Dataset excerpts
# # # # # # #

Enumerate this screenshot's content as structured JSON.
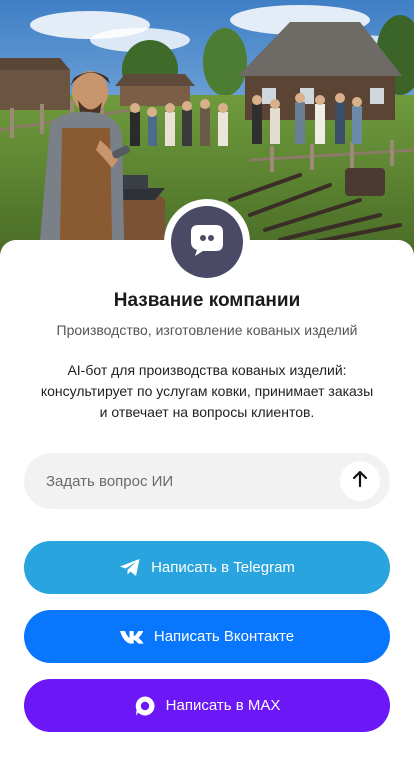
{
  "company": {
    "name": "Название компании",
    "subtitle": "Производство, изготовление кованых изделий",
    "description": "AI-бот для производства кованых изделий: консультирует по услугам ковки, принимает заказы и отвечает на вопросы клиентов."
  },
  "ask": {
    "placeholder": "Задать вопрос ИИ",
    "value": ""
  },
  "buttons": {
    "telegram_label": "Написать в Telegram",
    "vk_label": "Написать Вконтакте",
    "max_label": "Написать в MAX"
  },
  "colors": {
    "telegram": "#29a4df",
    "vk": "#0877fd",
    "max": "#6c17f6",
    "avatar": "#4a4a66"
  },
  "icons": {
    "avatar": "chat-bot-icon",
    "send": "arrow-up-icon",
    "telegram": "telegram-icon",
    "vk": "vk-icon",
    "max": "max-icon"
  }
}
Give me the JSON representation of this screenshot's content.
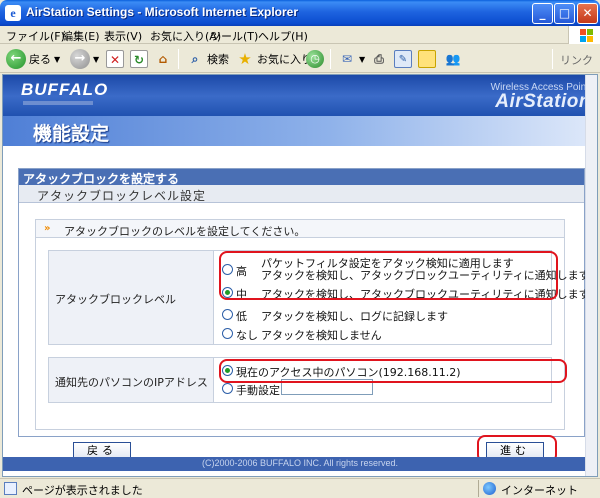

# # # # # # #

◆ **WHAT THE EXERCISE ASKS**:
Repeat the records above exactly, leaving out any pictures they contain.

◆ **SOLUTION TO THIS PROBLEM**:
Enumerate this screenshot's content as structured JSON.
{
  "company": {
    "name": "Название компании",
    "subtitle": "Производство, изготовление кованых изделий",
    "description": "AI-бот для производства кованых изделий: консультирует по услугам ковки, принимает заказы и отвечает на вопросы клиентов."
  },
  "ask": {
    "placeholder": "Задать вопрос ИИ",
    "value": ""
  },
  "buttons": {
    "telegram_label": "Написать в Telegram",
    "vk_label": "Написать Вконтакте",
    "max_label": "Написать в MAX"
  },
  "colors": {
    "telegram": "#29a4df",
    "vk": "#0877fd",
    "max": "#6c17f6",
    "avatar": "#4a4a66"
  },
  "icons": {
    "avatar": "chat-bot-icon",
    "send": "arrow-up-icon",
    "telegram": "telegram-icon",
    "vk": "vk-icon",
    "max": "max-icon"
  }
}
Give me the JSON representation of this screenshot's content.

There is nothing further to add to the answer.